What you need to do - Quote the entries that follow exactly, leaving none out.

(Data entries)
┌──

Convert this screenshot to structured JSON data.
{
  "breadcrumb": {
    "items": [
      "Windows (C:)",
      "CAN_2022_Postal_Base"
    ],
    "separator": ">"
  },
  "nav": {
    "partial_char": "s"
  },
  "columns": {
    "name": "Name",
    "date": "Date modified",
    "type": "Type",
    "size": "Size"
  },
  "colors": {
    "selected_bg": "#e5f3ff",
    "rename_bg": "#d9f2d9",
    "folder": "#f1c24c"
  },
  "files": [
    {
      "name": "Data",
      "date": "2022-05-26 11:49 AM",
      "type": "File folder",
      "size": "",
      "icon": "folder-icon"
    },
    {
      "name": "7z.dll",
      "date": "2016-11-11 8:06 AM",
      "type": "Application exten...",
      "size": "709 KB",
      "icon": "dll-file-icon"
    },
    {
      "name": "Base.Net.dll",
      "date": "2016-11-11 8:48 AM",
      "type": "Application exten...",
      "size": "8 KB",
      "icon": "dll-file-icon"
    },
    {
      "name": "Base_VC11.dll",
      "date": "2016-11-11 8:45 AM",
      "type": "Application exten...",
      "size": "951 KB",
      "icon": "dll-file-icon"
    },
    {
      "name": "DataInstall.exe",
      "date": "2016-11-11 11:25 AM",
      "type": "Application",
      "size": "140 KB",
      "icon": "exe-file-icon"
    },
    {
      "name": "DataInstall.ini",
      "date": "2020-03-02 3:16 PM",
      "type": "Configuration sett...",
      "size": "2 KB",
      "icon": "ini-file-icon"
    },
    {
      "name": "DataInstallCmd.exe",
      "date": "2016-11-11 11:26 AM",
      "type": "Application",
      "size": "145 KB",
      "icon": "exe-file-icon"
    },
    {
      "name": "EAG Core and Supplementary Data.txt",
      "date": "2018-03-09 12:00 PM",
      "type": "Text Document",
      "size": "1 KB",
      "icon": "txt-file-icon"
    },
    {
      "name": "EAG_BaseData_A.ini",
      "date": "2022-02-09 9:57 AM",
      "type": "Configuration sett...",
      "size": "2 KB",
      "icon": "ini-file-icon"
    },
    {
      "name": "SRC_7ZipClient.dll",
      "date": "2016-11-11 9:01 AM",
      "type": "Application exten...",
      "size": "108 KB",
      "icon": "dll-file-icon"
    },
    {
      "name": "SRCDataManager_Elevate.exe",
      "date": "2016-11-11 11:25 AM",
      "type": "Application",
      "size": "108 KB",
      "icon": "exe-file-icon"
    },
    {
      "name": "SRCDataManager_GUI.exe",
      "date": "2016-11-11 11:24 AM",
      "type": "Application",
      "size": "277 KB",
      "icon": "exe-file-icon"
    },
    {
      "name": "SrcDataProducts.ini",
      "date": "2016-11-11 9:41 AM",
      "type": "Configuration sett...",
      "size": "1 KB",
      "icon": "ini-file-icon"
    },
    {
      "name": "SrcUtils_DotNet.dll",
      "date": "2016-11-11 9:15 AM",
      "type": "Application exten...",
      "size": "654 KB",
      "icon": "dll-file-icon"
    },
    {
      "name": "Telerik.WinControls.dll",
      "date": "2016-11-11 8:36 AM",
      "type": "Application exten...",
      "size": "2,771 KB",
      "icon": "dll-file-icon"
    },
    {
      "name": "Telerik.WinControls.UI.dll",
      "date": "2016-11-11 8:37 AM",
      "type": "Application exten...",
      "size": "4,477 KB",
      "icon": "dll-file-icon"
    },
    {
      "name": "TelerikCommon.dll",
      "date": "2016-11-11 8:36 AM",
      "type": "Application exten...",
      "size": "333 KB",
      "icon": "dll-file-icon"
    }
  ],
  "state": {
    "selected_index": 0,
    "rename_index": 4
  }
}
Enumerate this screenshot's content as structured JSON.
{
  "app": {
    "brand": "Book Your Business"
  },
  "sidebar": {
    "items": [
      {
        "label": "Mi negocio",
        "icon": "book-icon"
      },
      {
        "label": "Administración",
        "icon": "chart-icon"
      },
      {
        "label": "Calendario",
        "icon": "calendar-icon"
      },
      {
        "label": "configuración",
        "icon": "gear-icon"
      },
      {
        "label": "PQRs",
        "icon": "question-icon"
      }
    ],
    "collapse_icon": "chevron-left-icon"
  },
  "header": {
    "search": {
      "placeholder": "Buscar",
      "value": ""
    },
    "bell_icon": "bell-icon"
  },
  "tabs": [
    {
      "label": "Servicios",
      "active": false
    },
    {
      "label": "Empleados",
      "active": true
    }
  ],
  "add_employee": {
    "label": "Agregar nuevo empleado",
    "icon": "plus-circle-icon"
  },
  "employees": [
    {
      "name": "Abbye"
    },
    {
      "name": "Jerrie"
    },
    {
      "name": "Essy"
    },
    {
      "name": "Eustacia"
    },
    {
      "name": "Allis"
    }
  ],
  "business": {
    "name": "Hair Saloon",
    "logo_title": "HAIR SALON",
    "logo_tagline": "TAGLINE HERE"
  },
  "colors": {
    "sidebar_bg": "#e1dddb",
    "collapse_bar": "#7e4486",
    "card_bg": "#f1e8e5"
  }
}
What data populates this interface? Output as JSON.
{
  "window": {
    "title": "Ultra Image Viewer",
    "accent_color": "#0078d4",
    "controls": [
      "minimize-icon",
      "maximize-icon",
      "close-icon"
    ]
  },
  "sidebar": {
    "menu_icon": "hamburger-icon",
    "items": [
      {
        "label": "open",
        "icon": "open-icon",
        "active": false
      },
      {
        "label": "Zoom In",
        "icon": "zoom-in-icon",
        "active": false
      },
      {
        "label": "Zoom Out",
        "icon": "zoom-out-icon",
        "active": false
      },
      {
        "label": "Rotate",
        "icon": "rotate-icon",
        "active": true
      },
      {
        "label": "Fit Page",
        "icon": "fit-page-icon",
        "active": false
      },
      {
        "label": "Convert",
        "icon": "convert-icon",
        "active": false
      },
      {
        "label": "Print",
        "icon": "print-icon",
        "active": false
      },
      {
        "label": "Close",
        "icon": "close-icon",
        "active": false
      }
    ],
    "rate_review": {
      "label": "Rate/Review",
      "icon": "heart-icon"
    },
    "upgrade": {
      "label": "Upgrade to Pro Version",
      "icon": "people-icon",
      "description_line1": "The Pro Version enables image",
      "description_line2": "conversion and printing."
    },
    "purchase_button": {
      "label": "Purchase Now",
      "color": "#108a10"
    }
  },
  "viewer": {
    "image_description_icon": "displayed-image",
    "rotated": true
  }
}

└──

Written reply -
Convert this screenshot to structured JSON data.
{
  "breadcrumb": {
    "items": [
      "Windows (C:)",
      "CAN_2022_Postal_Base"
    ],
    "separator": ">"
  },
  "nav": {
    "partial_char": "s"
  },
  "columns": {
    "name": "Name",
    "date": "Date modified",
    "type": "Type",
    "size": "Size"
  },
  "colors": {
    "selected_bg": "#e5f3ff",
    "rename_bg": "#d9f2d9",
    "folder": "#f1c24c"
  },
  "files": [
    {
      "name": "Data",
      "date": "2022-05-26 11:49 AM",
      "type": "File folder",
      "size": "",
      "icon": "folder-icon"
    },
    {
      "name": "7z.dll",
      "date": "2016-11-11 8:06 AM",
      "type": "Application exten...",
      "size": "709 KB",
      "icon": "dll-file-icon"
    },
    {
      "name": "Base.Net.dll",
      "date": "2016-11-11 8:48 AM",
      "type": "Application exten...",
      "size": "8 KB",
      "icon": "dll-file-icon"
    },
    {
      "name": "Base_VC11.dll",
      "date": "2016-11-11 8:45 AM",
      "type": "Application exten...",
      "size": "951 KB",
      "icon": "dll-file-icon"
    },
    {
      "name": "DataInstall.exe",
      "date": "2016-11-11 11:25 AM",
      "type": "Application",
      "size": "140 KB",
      "icon": "exe-file-icon"
    },
    {
      "name": "DataInstall.ini",
      "date": "2020-03-02 3:16 PM",
      "type": "Configuration sett...",
      "size": "2 KB",
      "icon": "ini-file-icon"
    },
    {
      "name": "DataInstallCmd.exe",
      "date": "2016-11-11 11:26 AM",
      "type": "Application",
      "size": "145 KB",
      "icon": "exe-file-icon"
    },
    {
      "name": "EAG Core and Supplementary Data.txt",
      "date": "2018-03-09 12:00 PM",
      "type": "Text Document",
      "size": "1 KB",
      "icon": "txt-file-icon"
    },
    {
      "name": "EAG_BaseData_A.ini",
      "date": "2022-02-09 9:57 AM",
      "type": "Configuration sett...",
      "size": "2 KB",
      "icon": "ini-file-icon"
    },
    {
      "name": "SRC_7ZipClient.dll",
      "date": "2016-11-11 9:01 AM",
      "type": "Application exten...",
      "size": "108 KB",
      "icon": "dll-file-icon"
    },
    {
      "name": "SRCDataManager_Elevate.exe",
      "date": "2016-11-11 11:25 AM",
      "type": "Application",
      "size": "108 KB",
      "icon": "exe-file-icon"
    },
    {
      "name": "SRCDataManager_GUI.exe",
      "date": "2016-11-11 11:24 AM",
      "type": "Application",
      "size": "277 KB",
      "icon": "exe-file-icon"
    },
    {
      "name": "SrcDataProducts.ini",
      "date": "2016-11-11 9:41 AM",
      "type": "Configuration sett...",
      "size": "1 KB",
      "icon": "ini-file-icon"
    },
    {
      "name": "SrcUtils_DotNet.dll",
      "date": "2016-11-11 9:15 AM",
      "type": "Application exten...",
      "size": "654 KB",
      "icon": "dll-file-icon"
    },
    {
      "name": "Telerik.WinControls.dll",
      "date": "2016-11-11 8:36 AM",
      "type": "Application exten...",
      "size": "2,771 KB",
      "icon": "dll-file-icon"
    },
    {
      "name": "Telerik.WinControls.UI.dll",
      "date": "2016-11-11 8:37 AM",
      "type": "Application exten...",
      "size": "4,477 KB",
      "icon": "dll-file-icon"
    },
    {
      "name": "TelerikCommon.dll",
      "date": "2016-11-11 8:36 AM",
      "type": "Application exten...",
      "size": "333 KB",
      "icon": "dll-file-icon"
    }
  ],
  "state": {
    "selected_index": 0,
    "rename_index": 4
  }
}
Enumerate this screenshot's content as structured JSON.
{
  "app": {
    "brand": "Book Your Business"
  },
  "sidebar": {
    "items": [
      {
        "label": "Mi negocio",
        "icon": "book-icon"
      },
      {
        "label": "Administración",
        "icon": "chart-icon"
      },
      {
        "label": "Calendario",
        "icon": "calendar-icon"
      },
      {
        "label": "configuración",
        "icon": "gear-icon"
      },
      {
        "label": "PQRs",
        "icon": "question-icon"
      }
    ],
    "collapse_icon": "chevron-left-icon"
  },
  "header": {
    "search": {
      "placeholder": "Buscar",
      "value": ""
    },
    "bell_icon": "bell-icon"
  },
  "tabs": [
    {
      "label": "Servicios",
      "active": false
    },
    {
      "label": "Empleados",
      "active": true
    }
  ],
  "add_employee": {
    "label": "Agregar nuevo empleado",
    "icon": "plus-circle-icon"
  },
  "employees": [
    {
      "name": "Abbye"
    },
    {
      "name": "Jerrie"
    },
    {
      "name": "Essy"
    },
    {
      "name": "Eustacia"
    },
    {
      "name": "Allis"
    }
  ],
  "business": {
    "name": "Hair Saloon",
    "logo_title": "HAIR SALON",
    "logo_tagline": "TAGLINE HERE"
  },
  "colors": {
    "sidebar_bg": "#e1dddb",
    "collapse_bar": "#7e4486",
    "card_bg": "#f1e8e5"
  }
}
What data populates this interface? Output as JSON.
{
  "window": {
    "title": "Ultra Image Viewer",
    "accent_color": "#0078d4",
    "controls": [
      "minimize-icon",
      "maximize-icon",
      "close-icon"
    ]
  },
  "sidebar": {
    "menu_icon": "hamburger-icon",
    "items": [
      {
        "label": "open",
        "icon": "open-icon",
        "active": false
      },
      {
        "label": "Zoom In",
        "icon": "zoom-in-icon",
        "active": false
      },
      {
        "label": "Zoom Out",
        "icon": "zoom-out-icon",
        "active": false
      },
      {
        "label": "Rotate",
        "icon": "rotate-icon",
        "active": true
      },
      {
        "label": "Fit Page",
        "icon": "fit-page-icon",
        "active": false
      },
      {
        "label": "Convert",
        "icon": "convert-icon",
        "active": false
      },
      {
        "label": "Print",
        "icon": "print-icon",
        "active": false
      },
      {
        "label": "Close",
        "icon": "close-icon",
        "active": false
      }
    ],
    "rate_review": {
      "label": "Rate/Review",
      "icon": "heart-icon"
    },
    "upgrade": {
      "label": "Upgrade to Pro Version",
      "icon": "people-icon",
      "description_line1": "The Pro Version enables image",
      "description_line2": "conversion and printing."
    },
    "purchase_button": {
      "label": "Purchase Now",
      "color": "#108a10"
    }
  },
  "viewer": {
    "image_description_icon": "displayed-image",
    "rotated": true
  }
}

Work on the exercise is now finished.